Dataset entries
-------

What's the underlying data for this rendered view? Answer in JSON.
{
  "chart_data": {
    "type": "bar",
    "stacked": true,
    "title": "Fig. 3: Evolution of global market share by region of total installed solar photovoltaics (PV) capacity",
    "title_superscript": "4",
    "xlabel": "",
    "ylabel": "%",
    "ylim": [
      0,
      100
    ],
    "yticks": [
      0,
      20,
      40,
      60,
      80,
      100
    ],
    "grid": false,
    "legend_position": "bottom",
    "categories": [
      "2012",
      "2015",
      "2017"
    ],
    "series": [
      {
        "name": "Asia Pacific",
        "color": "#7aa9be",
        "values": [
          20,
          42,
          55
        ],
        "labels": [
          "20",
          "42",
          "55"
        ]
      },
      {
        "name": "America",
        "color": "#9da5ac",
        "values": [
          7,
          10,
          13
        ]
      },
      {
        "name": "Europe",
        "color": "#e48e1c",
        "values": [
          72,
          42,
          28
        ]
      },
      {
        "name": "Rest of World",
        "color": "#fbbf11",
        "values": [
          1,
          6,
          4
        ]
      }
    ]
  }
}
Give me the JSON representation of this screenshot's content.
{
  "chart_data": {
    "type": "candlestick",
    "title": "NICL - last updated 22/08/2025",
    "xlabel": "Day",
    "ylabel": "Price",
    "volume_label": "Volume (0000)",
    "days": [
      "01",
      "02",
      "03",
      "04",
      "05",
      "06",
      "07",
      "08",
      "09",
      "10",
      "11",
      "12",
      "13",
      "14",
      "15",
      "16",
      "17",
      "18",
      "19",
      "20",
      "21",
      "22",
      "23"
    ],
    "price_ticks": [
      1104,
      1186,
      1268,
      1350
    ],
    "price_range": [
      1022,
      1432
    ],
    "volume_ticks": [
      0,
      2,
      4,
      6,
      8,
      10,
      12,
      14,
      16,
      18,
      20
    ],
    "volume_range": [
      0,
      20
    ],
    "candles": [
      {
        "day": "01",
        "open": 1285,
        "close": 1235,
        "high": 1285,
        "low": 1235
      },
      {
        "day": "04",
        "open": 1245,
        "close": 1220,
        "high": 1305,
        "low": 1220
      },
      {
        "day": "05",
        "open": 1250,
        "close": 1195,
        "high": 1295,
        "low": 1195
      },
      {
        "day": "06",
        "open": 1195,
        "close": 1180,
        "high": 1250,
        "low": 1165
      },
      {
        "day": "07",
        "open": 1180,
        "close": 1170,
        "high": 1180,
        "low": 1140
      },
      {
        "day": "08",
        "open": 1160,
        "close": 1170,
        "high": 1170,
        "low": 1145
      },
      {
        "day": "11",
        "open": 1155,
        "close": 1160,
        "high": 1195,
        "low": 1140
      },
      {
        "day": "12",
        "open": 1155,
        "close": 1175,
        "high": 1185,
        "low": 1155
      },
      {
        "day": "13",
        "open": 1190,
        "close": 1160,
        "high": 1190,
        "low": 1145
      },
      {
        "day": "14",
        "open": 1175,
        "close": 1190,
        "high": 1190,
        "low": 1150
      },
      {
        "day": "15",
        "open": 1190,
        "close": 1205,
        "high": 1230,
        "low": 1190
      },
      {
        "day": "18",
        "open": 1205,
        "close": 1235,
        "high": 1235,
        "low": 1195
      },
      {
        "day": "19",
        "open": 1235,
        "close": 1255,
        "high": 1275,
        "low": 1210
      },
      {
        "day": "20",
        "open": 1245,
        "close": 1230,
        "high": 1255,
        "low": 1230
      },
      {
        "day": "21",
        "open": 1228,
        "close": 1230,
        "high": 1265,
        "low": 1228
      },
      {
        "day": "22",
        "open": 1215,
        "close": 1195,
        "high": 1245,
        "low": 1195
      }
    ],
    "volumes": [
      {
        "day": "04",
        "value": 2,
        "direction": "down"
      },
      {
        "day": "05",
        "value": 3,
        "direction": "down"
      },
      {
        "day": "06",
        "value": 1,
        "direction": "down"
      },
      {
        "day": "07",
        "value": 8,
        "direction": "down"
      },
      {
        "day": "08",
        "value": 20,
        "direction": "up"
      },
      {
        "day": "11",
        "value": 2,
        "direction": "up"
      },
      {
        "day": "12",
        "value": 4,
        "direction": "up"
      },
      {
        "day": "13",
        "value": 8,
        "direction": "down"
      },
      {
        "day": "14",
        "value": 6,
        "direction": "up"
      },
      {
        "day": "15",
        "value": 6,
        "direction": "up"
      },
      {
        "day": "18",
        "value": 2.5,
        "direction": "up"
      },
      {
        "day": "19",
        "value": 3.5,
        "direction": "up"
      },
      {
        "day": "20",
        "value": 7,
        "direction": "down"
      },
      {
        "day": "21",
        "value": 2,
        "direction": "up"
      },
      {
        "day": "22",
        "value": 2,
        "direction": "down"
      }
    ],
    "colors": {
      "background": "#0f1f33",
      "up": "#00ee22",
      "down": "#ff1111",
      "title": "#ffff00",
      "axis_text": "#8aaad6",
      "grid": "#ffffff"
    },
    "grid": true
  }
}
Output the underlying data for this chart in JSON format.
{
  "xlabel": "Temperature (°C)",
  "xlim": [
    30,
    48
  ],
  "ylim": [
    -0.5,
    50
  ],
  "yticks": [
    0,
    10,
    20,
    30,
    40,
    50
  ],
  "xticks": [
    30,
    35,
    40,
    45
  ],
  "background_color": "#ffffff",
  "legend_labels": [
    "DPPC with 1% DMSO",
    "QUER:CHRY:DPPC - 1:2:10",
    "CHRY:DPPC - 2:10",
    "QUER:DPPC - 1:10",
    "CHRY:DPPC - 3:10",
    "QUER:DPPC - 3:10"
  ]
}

-------

→ Problem
Find the lines holding "CHRY" and list every one.

→ Full response
    "QUER:CHRY:DPPC - 1:2:10",
    "CHRY:DPPC - 2:10",
    "CHRY:DPPC - 3:10",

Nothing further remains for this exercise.